• _PROBLEM DESCRIPTION_
Copy out the entries below precisely; nothing is to be omitted.

• _EXERCISE DATA_
[BEGIN]
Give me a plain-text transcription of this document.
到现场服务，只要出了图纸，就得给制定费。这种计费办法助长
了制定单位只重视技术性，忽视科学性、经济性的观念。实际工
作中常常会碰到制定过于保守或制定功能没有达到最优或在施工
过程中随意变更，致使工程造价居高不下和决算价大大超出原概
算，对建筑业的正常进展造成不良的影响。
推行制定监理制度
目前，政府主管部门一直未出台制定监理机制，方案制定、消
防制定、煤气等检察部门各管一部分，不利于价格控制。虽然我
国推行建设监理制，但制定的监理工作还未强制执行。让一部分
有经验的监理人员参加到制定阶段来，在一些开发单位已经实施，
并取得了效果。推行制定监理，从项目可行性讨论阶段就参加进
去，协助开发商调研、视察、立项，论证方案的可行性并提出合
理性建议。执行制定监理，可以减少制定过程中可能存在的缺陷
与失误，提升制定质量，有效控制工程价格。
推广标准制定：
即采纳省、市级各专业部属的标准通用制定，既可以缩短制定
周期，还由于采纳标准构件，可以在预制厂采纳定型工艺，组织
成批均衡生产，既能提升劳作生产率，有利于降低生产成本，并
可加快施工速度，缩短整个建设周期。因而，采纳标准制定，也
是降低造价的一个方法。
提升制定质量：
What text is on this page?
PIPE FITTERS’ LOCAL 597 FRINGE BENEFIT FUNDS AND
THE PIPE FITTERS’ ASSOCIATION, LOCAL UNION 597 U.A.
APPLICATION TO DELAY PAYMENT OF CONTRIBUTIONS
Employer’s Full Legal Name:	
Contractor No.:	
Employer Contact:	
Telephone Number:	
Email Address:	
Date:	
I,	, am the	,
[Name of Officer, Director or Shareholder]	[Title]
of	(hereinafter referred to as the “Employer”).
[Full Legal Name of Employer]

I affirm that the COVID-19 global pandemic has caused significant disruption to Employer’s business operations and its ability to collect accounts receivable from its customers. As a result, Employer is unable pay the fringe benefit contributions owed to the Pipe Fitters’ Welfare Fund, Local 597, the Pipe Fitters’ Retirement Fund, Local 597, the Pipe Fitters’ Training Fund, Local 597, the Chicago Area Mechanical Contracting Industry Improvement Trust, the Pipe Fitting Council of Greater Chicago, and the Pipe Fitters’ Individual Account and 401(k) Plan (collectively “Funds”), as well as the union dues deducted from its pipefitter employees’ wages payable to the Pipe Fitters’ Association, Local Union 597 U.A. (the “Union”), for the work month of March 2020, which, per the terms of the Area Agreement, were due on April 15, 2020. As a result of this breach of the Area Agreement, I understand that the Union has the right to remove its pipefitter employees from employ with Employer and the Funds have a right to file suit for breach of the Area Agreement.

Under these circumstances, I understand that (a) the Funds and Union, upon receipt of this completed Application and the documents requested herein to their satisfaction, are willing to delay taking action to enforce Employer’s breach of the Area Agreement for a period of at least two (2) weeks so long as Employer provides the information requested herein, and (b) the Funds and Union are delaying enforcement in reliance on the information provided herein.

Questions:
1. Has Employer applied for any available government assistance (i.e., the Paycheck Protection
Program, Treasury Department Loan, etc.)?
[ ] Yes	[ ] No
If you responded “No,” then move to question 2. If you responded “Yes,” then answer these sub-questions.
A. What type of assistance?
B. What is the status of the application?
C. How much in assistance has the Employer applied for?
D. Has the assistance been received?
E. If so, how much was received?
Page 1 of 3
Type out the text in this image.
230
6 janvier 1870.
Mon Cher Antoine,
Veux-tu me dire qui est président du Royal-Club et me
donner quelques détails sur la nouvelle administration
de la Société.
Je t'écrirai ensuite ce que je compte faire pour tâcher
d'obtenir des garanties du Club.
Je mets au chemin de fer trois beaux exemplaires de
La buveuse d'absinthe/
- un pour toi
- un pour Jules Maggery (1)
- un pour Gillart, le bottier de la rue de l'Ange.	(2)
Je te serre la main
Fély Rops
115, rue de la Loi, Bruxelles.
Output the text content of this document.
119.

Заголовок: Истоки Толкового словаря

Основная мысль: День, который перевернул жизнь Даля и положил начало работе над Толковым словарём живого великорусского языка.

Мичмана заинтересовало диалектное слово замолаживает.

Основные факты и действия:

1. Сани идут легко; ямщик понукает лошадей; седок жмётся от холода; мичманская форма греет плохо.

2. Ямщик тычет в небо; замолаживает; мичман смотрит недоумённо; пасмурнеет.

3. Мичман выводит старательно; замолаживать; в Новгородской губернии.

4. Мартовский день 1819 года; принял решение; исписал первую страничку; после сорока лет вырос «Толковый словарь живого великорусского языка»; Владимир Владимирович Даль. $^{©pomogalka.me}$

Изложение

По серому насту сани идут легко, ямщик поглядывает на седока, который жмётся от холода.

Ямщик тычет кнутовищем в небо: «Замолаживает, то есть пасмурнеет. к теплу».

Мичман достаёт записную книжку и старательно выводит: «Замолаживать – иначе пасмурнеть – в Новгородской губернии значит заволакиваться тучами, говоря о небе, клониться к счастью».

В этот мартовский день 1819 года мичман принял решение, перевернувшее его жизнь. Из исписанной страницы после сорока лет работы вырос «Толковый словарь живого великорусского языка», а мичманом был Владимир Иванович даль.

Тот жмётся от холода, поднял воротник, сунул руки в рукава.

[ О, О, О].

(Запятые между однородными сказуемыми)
[END]
• _RESULT OF THIS TASK_
Give me a plain-text transcription of this document.
到现场服务，只要出了图纸，就得给制定费。这种计费办法助长
了制定单位只重视技术性，忽视科学性、经济性的观念。实际工
作中常常会碰到制定过于保守或制定功能没有达到最优或在施工
过程中随意变更，致使工程造价居高不下和决算价大大超出原概
算，对建筑业的正常进展造成不良的影响。
推行制定监理制度
目前，政府主管部门一直未出台制定监理机制，方案制定、消
防制定、煤气等检察部门各管一部分，不利于价格控制。虽然我
国推行建设监理制，但制定的监理工作还未强制执行。让一部分
有经验的监理人员参加到制定阶段来，在一些开发单位已经实施，
并取得了效果。推行制定监理，从项目可行性讨论阶段就参加进
去，协助开发商调研、视察、立项，论证方案的可行性并提出合
理性建议。执行制定监理，可以减少制定过程中可能存在的缺陷
与失误，提升制定质量，有效控制工程价格。
推广标准制定：
即采纳省、市级各专业部属的标准通用制定，既可以缩短制定
周期，还由于采纳标准构件，可以在预制厂采纳定型工艺，组织
成批均衡生产，既能提升劳作生产率，有利于降低生产成本，并
可加快施工速度，缩短整个建设周期。因而，采纳标准制定，也
是降低造价的一个方法。
提升制定质量：
What text is on this page?
PIPE FITTERS’ LOCAL 597 FRINGE BENEFIT FUNDS AND
THE PIPE FITTERS’ ASSOCIATION, LOCAL UNION 597 U.A.
APPLICATION TO DELAY PAYMENT OF CONTRIBUTIONS
Employer’s Full Legal Name:	
Contractor No.:	
Employer Contact:	
Telephone Number:	
Email Address:	
Date:	
I,	, am the	,
[Name of Officer, Director or Shareholder]	[Title]
of	(hereinafter referred to as the “Employer”).
[Full Legal Name of Employer]

I affirm that the COVID-19 global pandemic has caused significant disruption to Employer’s business operations and its ability to collect accounts receivable from its customers. As a result, Employer is unable pay the fringe benefit contributions owed to the Pipe Fitters’ Welfare Fund, Local 597, the Pipe Fitters’ Retirement Fund, Local 597, the Pipe Fitters’ Training Fund, Local 597, the Chicago Area Mechanical Contracting Industry Improvement Trust, the Pipe Fitting Council of Greater Chicago, and the Pipe Fitters’ Individual Account and 401(k) Plan (collectively “Funds”), as well as the union dues deducted from its pipefitter employees’ wages payable to the Pipe Fitters’ Association, Local Union 597 U.A. (the “Union”), for the work month of March 2020, which, per the terms of the Area Agreement, were due on April 15, 2020. As a result of this breach of the Area Agreement, I understand that the Union has the right to remove its pipefitter employees from employ with Employer and the Funds have a right to file suit for breach of the Area Agreement.

Under these circumstances, I understand that (a) the Funds and Union, upon receipt of this completed Application and the documents requested herein to their satisfaction, are willing to delay taking action to enforce Employer’s breach of the Area Agreement for a period of at least two (2) weeks so long as Employer provides the information requested herein, and (b) the Funds and Union are delaying enforcement in reliance on the information provided herein.

Questions:
1. Has Employer applied for any available government assistance (i.e., the Paycheck Protection
Program, Treasury Department Loan, etc.)?
[ ] Yes	[ ] No
If you responded “No,” then move to question 2. If you responded “Yes,” then answer these sub-questions.
A. What type of assistance?
B. What is the status of the application?
C. How much in assistance has the Employer applied for?
D. Has the assistance been received?
E. If so, how much was received?
Page 1 of 3
Type out the text in this image.
230
6 janvier 1870.
Mon Cher Antoine,
Veux-tu me dire qui est président du Royal-Club et me
donner quelques détails sur la nouvelle administration
de la Société.
Je t'écrirai ensuite ce que je compte faire pour tâcher
d'obtenir des garanties du Club.
Je mets au chemin de fer trois beaux exemplaires de
La buveuse d'absinthe/
- un pour toi
- un pour Jules Maggery (1)
- un pour Gillart, le bottier de la rue de l'Ange.	(2)
Je te serre la main
Fély Rops
115, rue de la Loi, Bruxelles.
Output the text content of this document.
119.

Заголовок: Истоки Толкового словаря

Основная мысль: День, который перевернул жизнь Даля и положил начало работе над Толковым словарём живого великорусского языка.

Мичмана заинтересовало диалектное слово замолаживает.

Основные факты и действия:

1. Сани идут легко; ямщик понукает лошадей; седок жмётся от холода; мичманская форма греет плохо.

2. Ямщик тычет в небо; замолаживает; мичман смотрит недоумённо; пасмурнеет.

3. Мичман выводит старательно; замолаживать; в Новгородской губернии.

4. Мартовский день 1819 года; принял решение; исписал первую страничку; после сорока лет вырос «Толковый словарь живого великорусского языка»; Владимир Владимирович Даль. $^{©pomogalka.me}$

Изложение

По серому насту сани идут легко, ямщик поглядывает на седока, который жмётся от холода.

Ямщик тычет кнутовищем в небо: «Замолаживает, то есть пасмурнеет. к теплу».

Мичман достаёт записную книжку и старательно выводит: «Замолаживать – иначе пасмурнеть – в Новгородской губернии значит заволакиваться тучами, говоря о небе, клониться к счастью».

В этот мартовский день 1819 года мичман принял решение, перевернувшее его жизнь. Из исписанной страницы после сорока лет работы вырос «Толковый словарь живого великорусского языка», а мичманом был Владимир Иванович даль.

Тот жмётся от холода, поднял воротник, сунул руки в рукава.

[ О, О, О].

(Запятые между однородными сказуемыми)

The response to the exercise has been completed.